* REQUIREMENT *
Pull every "columns" line out of the data below.

——————

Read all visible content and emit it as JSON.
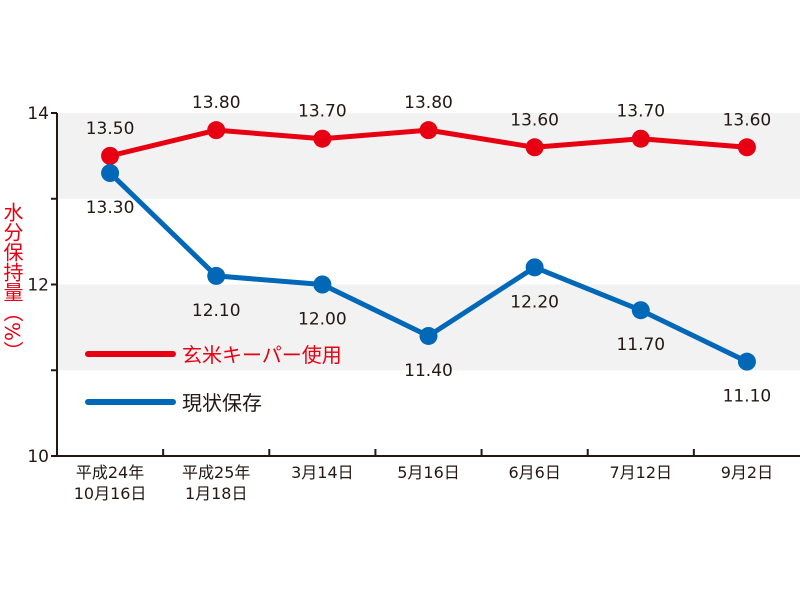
{
  "chart_data": {
    "type": "line",
    "title": "",
    "xlabel": "",
    "ylabel": "水分保持量（%）",
    "ylim": [
      10,
      14
    ],
    "yticks": [
      10,
      12,
      14
    ],
    "y_minor_ticks": [
      11,
      13
    ],
    "categories": [
      [
        "平成24年",
        "10月16日"
      ],
      [
        "平成25年",
        "1月18日"
      ],
      [
        "3月14日"
      ],
      [
        "5月16日"
      ],
      [
        "6月6日"
      ],
      [
        "7月12日"
      ],
      [
        "9月2日"
      ]
    ],
    "series": [
      {
        "name": "玄米キーパー使用",
        "color": "#e60012",
        "values": [
          13.5,
          13.8,
          13.7,
          13.8,
          13.6,
          13.7,
          13.6
        ],
        "labels": [
          "13.50",
          "13.80",
          "13.70",
          "13.80",
          "13.60",
          "13.70",
          "13.60"
        ],
        "label_position": "above"
      },
      {
        "name": "現状保存",
        "color": "#0068b7",
        "values": [
          13.3,
          12.1,
          12.0,
          11.4,
          12.2,
          11.7,
          11.1
        ],
        "labels": [
          "13.30",
          "12.10",
          "12.00",
          "11.40",
          "12.20",
          "11.70",
          "11.10"
        ],
        "label_position": "below"
      }
    ],
    "legend_placement": "left-middle",
    "background_bands": [
      [
        11,
        12
      ],
      [
        13,
        14
      ]
    ],
    "band_color": "#f2f2f2",
    "ylabel_color": "#e60012",
    "grid": false
  }
}
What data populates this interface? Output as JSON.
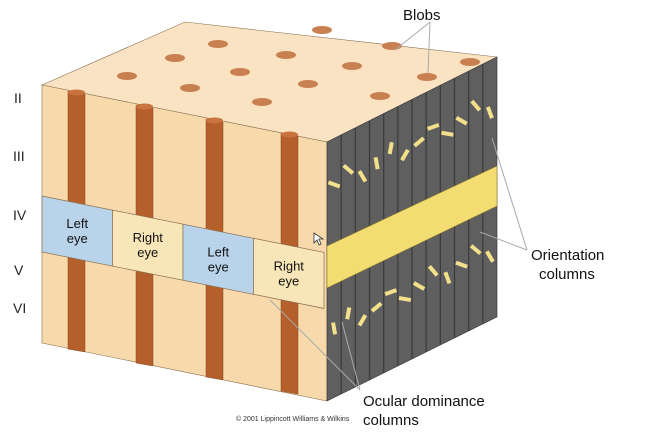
{
  "layers": [
    "II",
    "III",
    "IV",
    "V",
    "VI"
  ],
  "callouts": {
    "blobs": "Blobs",
    "orientation_line1": "Orientation",
    "orientation_line2": "columns",
    "ocular_line1": "Ocular dominance",
    "ocular_line2": "columns"
  },
  "patches": [
    {
      "line1": "Left",
      "line2": "eye",
      "eye": "left"
    },
    {
      "line1": "Right",
      "line2": "eye",
      "eye": "right"
    },
    {
      "line1": "Left",
      "line2": "eye",
      "eye": "left"
    },
    {
      "line1": "Right",
      "line2": "eye",
      "eye": "right"
    }
  ],
  "copyright": "© 2001 Lippincott Williams & Wilkins",
  "colors": {
    "cortex": "#f7d9ac",
    "cortex_top": "#fae3c2",
    "blob": "#c98050",
    "column_stripe": "#b55f2b",
    "left_eye": "#b9d3ea",
    "right_eye": "#f8e6b8",
    "layer_iv_side": "#f3dd72",
    "orientation_column": "#5f5f5f",
    "orientation_bar": "#f3e08a"
  }
}
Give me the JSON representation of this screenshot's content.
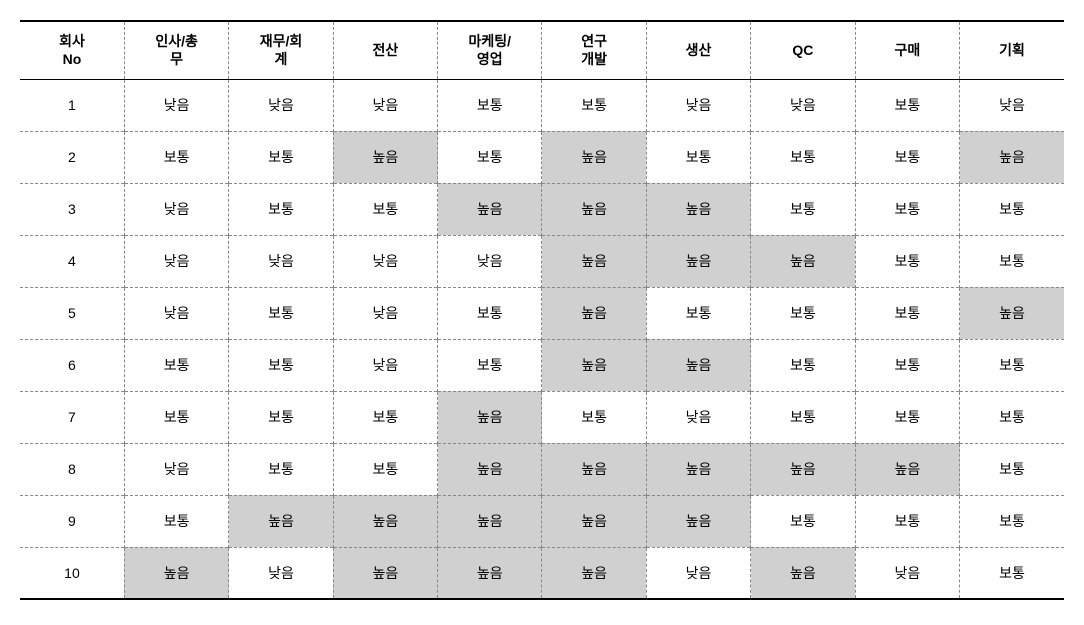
{
  "table": {
    "columns": [
      "회사\nNo",
      "인사/총\n무",
      "재무/회\n계",
      "전산",
      "마케팅/\n영업",
      "연구\n개발",
      "생산",
      "QC",
      "구매",
      "기획"
    ],
    "rows": [
      {
        "no": "1",
        "cells": [
          {
            "v": "낮음",
            "h": false
          },
          {
            "v": "낮음",
            "h": false
          },
          {
            "v": "낮음",
            "h": false
          },
          {
            "v": "보통",
            "h": false
          },
          {
            "v": "보통",
            "h": false
          },
          {
            "v": "낮음",
            "h": false
          },
          {
            "v": "낮음",
            "h": false
          },
          {
            "v": "보통",
            "h": false
          },
          {
            "v": "낮음",
            "h": false
          }
        ]
      },
      {
        "no": "2",
        "cells": [
          {
            "v": "보통",
            "h": false
          },
          {
            "v": "보통",
            "h": false
          },
          {
            "v": "높음",
            "h": true
          },
          {
            "v": "보통",
            "h": false
          },
          {
            "v": "높음",
            "h": true
          },
          {
            "v": "보통",
            "h": false
          },
          {
            "v": "보통",
            "h": false
          },
          {
            "v": "보통",
            "h": false
          },
          {
            "v": "높음",
            "h": true
          }
        ]
      },
      {
        "no": "3",
        "cells": [
          {
            "v": "낮음",
            "h": false
          },
          {
            "v": "보통",
            "h": false
          },
          {
            "v": "보통",
            "h": false
          },
          {
            "v": "높음",
            "h": true
          },
          {
            "v": "높음",
            "h": true
          },
          {
            "v": "높음",
            "h": true
          },
          {
            "v": "보통",
            "h": false
          },
          {
            "v": "보통",
            "h": false
          },
          {
            "v": "보통",
            "h": false
          }
        ]
      },
      {
        "no": "4",
        "cells": [
          {
            "v": "낮음",
            "h": false
          },
          {
            "v": "낮음",
            "h": false
          },
          {
            "v": "낮음",
            "h": false
          },
          {
            "v": "낮음",
            "h": false
          },
          {
            "v": "높음",
            "h": true
          },
          {
            "v": "높음",
            "h": true
          },
          {
            "v": "높음",
            "h": true
          },
          {
            "v": "보통",
            "h": false
          },
          {
            "v": "보통",
            "h": false
          }
        ]
      },
      {
        "no": "5",
        "cells": [
          {
            "v": "낮음",
            "h": false
          },
          {
            "v": "보통",
            "h": false
          },
          {
            "v": "낮음",
            "h": false
          },
          {
            "v": "보통",
            "h": false
          },
          {
            "v": "높음",
            "h": true
          },
          {
            "v": "보통",
            "h": false
          },
          {
            "v": "보통",
            "h": false
          },
          {
            "v": "보통",
            "h": false
          },
          {
            "v": "높음",
            "h": true
          }
        ]
      },
      {
        "no": "6",
        "cells": [
          {
            "v": "보통",
            "h": false
          },
          {
            "v": "보통",
            "h": false
          },
          {
            "v": "낮음",
            "h": false
          },
          {
            "v": "보통",
            "h": false
          },
          {
            "v": "높음",
            "h": true
          },
          {
            "v": "높음",
            "h": true
          },
          {
            "v": "보통",
            "h": false
          },
          {
            "v": "보통",
            "h": false
          },
          {
            "v": "보통",
            "h": false
          }
        ]
      },
      {
        "no": "7",
        "cells": [
          {
            "v": "보통",
            "h": false
          },
          {
            "v": "보통",
            "h": false
          },
          {
            "v": "보통",
            "h": false
          },
          {
            "v": "높음",
            "h": true
          },
          {
            "v": "보통",
            "h": false
          },
          {
            "v": "낮음",
            "h": false
          },
          {
            "v": "보통",
            "h": false
          },
          {
            "v": "보통",
            "h": false
          },
          {
            "v": "보통",
            "h": false
          }
        ]
      },
      {
        "no": "8",
        "cells": [
          {
            "v": "낮음",
            "h": false
          },
          {
            "v": "보통",
            "h": false
          },
          {
            "v": "보통",
            "h": false
          },
          {
            "v": "높음",
            "h": true
          },
          {
            "v": "높음",
            "h": true
          },
          {
            "v": "높음",
            "h": true
          },
          {
            "v": "높음",
            "h": true
          },
          {
            "v": "높음",
            "h": true
          },
          {
            "v": "보통",
            "h": false
          }
        ]
      },
      {
        "no": "9",
        "cells": [
          {
            "v": "보통",
            "h": false
          },
          {
            "v": "높음",
            "h": true
          },
          {
            "v": "높음",
            "h": true
          },
          {
            "v": "높음",
            "h": true
          },
          {
            "v": "높음",
            "h": true
          },
          {
            "v": "높음",
            "h": true
          },
          {
            "v": "보통",
            "h": false
          },
          {
            "v": "보통",
            "h": false
          },
          {
            "v": "보통",
            "h": false
          }
        ]
      },
      {
        "no": "10",
        "cells": [
          {
            "v": "높음",
            "h": true
          },
          {
            "v": "낮음",
            "h": false
          },
          {
            "v": "높음",
            "h": true
          },
          {
            "v": "높음",
            "h": true
          },
          {
            "v": "높음",
            "h": true
          },
          {
            "v": "낮음",
            "h": false
          },
          {
            "v": "높음",
            "h": true
          },
          {
            "v": "낮음",
            "h": false
          },
          {
            "v": "보통",
            "h": false
          }
        ]
      }
    ],
    "highlight_color": "#d0d0d0",
    "background_color": "#ffffff",
    "border_color_solid": "#000000",
    "border_color_dashed": "#888888",
    "font_size": 14
  }
}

——————

* THE COMPLETED TASK *
    "orientation_line2": "columns",
    "ocular_line2": "columns"
    "columns": [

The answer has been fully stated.